ТЕКСТ ДЛЯ ЧТЕНИЯ -
Конечно, следует возблагодарить Бога или судьбу за то, что теперь мы живем дольше, но необходимо при этом понимать, что перед нами одна из самых острых проблем нашего времени, а не просто очередное общее место.
Гегель отмечал, что лишь с приходом христианства страдание и уродство оказались включены в сферу художественного, поскольку «невозможно изобразить в соответствии с греческими канонами красоты Христа бичуемого, в терновом венце… распятого, агонизирующего». Он ошибался, потому что в древнегреческом мире были не только Венеры из белоснежного мрамора, но и муки Марсия, смятение Эдипа или смертоносная страсть Медеи. Однако в христианской живописи и скульптуре и впрямь предостаточно искаженных болью лиц, даже если не доходить до садизма Мела Гибсона[69]. В любом случае, напоминал постоянно Гегель (имея в виду главным образом верхненемецкую и фламандскую живопись), мы видим триумф уродства в изображении гонителей Христа.
Недавно кто-то обратил мое внимание на то, что на знаменитой картине Босха, посвященной страстям Христовым (и хранящейся в Генте), среди жутковатой толпы палачей присутствует парочка таких, что многие нынешние рокеры и их молодые подражатели просто обзавидовались бы: у одного двойной пирсинг на подбородке, а у второго по всему лицу натыканы разные металлические побрякушки. Разница в том, что Босх стремился таким образом передать их злодейские наклонности (предваряя убеждение Ломброзо[70], что тот, кто делает татуировки или еще как-то меняет свое тело, – прирожденный преступник), тогда как сейчас мы можем с отвращением глядеть на отроков и отроковиц с бусинкой в языке, но было бы по меньшей мере статистически неверно считать их генетически ущербными.

ЧТО ТРЕБУЕТСЯ -
Ответьте по тексту для чтения на три вопроса.
(a) С приходом какой религии, по словам Гегеля, страдание и уродство оказались включены в сферу художественного?
(b) В каком городе хранится картина Босха о страстях Христовых?
(c) Кого, по убеждению Ломброзо, следует считать прирожденным преступником?

ДАННЫЕ ДЛЯ АНАЛИЗА -
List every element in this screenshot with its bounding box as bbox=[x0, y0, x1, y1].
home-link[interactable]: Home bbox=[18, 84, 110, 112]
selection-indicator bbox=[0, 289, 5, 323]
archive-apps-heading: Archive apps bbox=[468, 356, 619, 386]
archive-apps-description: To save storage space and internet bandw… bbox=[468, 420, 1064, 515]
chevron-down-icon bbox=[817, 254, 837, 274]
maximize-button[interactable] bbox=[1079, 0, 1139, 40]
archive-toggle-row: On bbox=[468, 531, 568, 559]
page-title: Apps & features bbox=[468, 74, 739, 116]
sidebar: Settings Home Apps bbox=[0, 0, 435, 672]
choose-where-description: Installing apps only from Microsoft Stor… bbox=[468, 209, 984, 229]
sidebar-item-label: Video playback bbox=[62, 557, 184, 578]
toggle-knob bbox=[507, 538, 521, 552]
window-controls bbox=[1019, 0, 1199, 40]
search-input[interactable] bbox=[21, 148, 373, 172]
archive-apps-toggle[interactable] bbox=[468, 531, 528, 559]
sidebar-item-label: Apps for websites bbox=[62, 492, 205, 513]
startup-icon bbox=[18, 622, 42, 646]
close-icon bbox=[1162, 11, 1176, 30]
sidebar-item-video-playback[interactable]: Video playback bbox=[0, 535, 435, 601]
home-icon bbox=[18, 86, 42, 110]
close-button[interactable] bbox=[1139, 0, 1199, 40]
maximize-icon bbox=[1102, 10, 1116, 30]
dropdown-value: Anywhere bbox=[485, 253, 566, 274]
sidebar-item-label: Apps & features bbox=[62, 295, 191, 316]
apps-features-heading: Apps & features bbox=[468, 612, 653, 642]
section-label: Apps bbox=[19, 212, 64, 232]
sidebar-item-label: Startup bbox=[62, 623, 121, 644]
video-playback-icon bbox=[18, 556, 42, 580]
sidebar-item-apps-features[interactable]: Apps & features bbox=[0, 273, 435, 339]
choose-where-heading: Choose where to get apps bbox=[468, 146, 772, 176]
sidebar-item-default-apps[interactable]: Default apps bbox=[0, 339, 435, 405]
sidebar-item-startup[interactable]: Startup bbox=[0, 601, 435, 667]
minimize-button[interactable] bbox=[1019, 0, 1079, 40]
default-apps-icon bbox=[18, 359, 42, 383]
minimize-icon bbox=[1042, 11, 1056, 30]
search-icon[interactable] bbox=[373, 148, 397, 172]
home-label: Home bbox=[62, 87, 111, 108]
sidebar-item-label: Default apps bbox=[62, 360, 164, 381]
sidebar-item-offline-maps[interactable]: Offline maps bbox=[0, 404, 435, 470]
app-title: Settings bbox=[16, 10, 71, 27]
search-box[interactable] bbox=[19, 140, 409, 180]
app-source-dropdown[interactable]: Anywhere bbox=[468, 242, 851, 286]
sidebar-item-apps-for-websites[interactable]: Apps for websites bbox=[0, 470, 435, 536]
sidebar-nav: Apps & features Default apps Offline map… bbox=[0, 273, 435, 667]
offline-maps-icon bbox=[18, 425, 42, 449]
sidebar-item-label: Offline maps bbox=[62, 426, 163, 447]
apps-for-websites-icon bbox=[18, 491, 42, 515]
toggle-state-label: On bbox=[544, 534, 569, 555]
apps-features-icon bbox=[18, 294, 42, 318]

ОТВЕТ НА ЗАДАНИЕ -
(a) По словам Гегеля, это произошло с приходом христианства.
(b) Картина хранится в Генте.
(c) Прирожденный преступник — это тот, кто делает татуировки или еще как-то меняет свое тело.